[Collected data entries]
BEGIN
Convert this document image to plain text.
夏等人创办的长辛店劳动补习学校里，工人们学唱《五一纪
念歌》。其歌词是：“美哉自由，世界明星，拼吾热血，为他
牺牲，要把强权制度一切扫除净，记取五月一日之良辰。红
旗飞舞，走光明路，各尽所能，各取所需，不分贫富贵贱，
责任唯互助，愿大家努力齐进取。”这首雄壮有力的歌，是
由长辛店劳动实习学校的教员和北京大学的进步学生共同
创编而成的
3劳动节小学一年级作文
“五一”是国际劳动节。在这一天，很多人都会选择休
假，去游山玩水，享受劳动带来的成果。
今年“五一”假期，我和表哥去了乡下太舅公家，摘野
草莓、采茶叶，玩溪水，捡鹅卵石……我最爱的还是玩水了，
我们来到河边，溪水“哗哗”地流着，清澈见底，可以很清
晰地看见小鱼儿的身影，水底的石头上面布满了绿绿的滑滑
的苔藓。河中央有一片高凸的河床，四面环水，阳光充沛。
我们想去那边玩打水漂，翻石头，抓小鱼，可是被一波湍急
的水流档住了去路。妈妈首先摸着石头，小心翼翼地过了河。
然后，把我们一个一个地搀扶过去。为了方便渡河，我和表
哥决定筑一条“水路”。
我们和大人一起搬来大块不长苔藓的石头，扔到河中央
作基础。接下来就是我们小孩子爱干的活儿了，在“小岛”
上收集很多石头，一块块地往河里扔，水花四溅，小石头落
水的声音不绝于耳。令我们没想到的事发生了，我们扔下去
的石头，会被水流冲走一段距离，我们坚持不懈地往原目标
END
REQUEST —
From the preceding material, extract every line exactly.

REPLY TO THE EXERCISE —
Convert this document image to plain text.
夏等人创办的长辛店劳动补习学校里，工人们学唱《五一纪
念歌》。其歌词是：“美哉自由，世界明星，拼吾热血，为他
牺牲，要把强权制度一切扫除净，记取五月一日之良辰。红
旗飞舞，走光明路，各尽所能，各取所需，不分贫富贵贱，
责任唯互助，愿大家努力齐进取。”这首雄壮有力的歌，是
由长辛店劳动实习学校的教员和北京大学的进步学生共同
创编而成的
3劳动节小学一年级作文
“五一”是国际劳动节。在这一天，很多人都会选择休
假，去游山玩水，享受劳动带来的成果。
今年“五一”假期，我和表哥去了乡下太舅公家，摘野
草莓、采茶叶，玩溪水，捡鹅卵石……我最爱的还是玩水了，
我们来到河边，溪水“哗哗”地流着，清澈见底，可以很清
晰地看见小鱼儿的身影，水底的石头上面布满了绿绿的滑滑
的苔藓。河中央有一片高凸的河床，四面环水，阳光充沛。
我们想去那边玩打水漂，翻石头，抓小鱼，可是被一波湍急
的水流档住了去路。妈妈首先摸着石头，小心翼翼地过了河。
然后，把我们一个一个地搀扶过去。为了方便渡河，我和表
哥决定筑一条“水路”。
我们和大人一起搬来大块不长苔藓的石头，扔到河中央
作基础。接下来就是我们小孩子爱干的活儿了，在“小岛”
上收集很多石头，一块块地往河里扔，水花四溅，小石头落
水的声音不绝于耳。令我们没想到的事发生了，我们扔下去
的石头，会被水流冲走一段距离，我们坚持不懈地往原目标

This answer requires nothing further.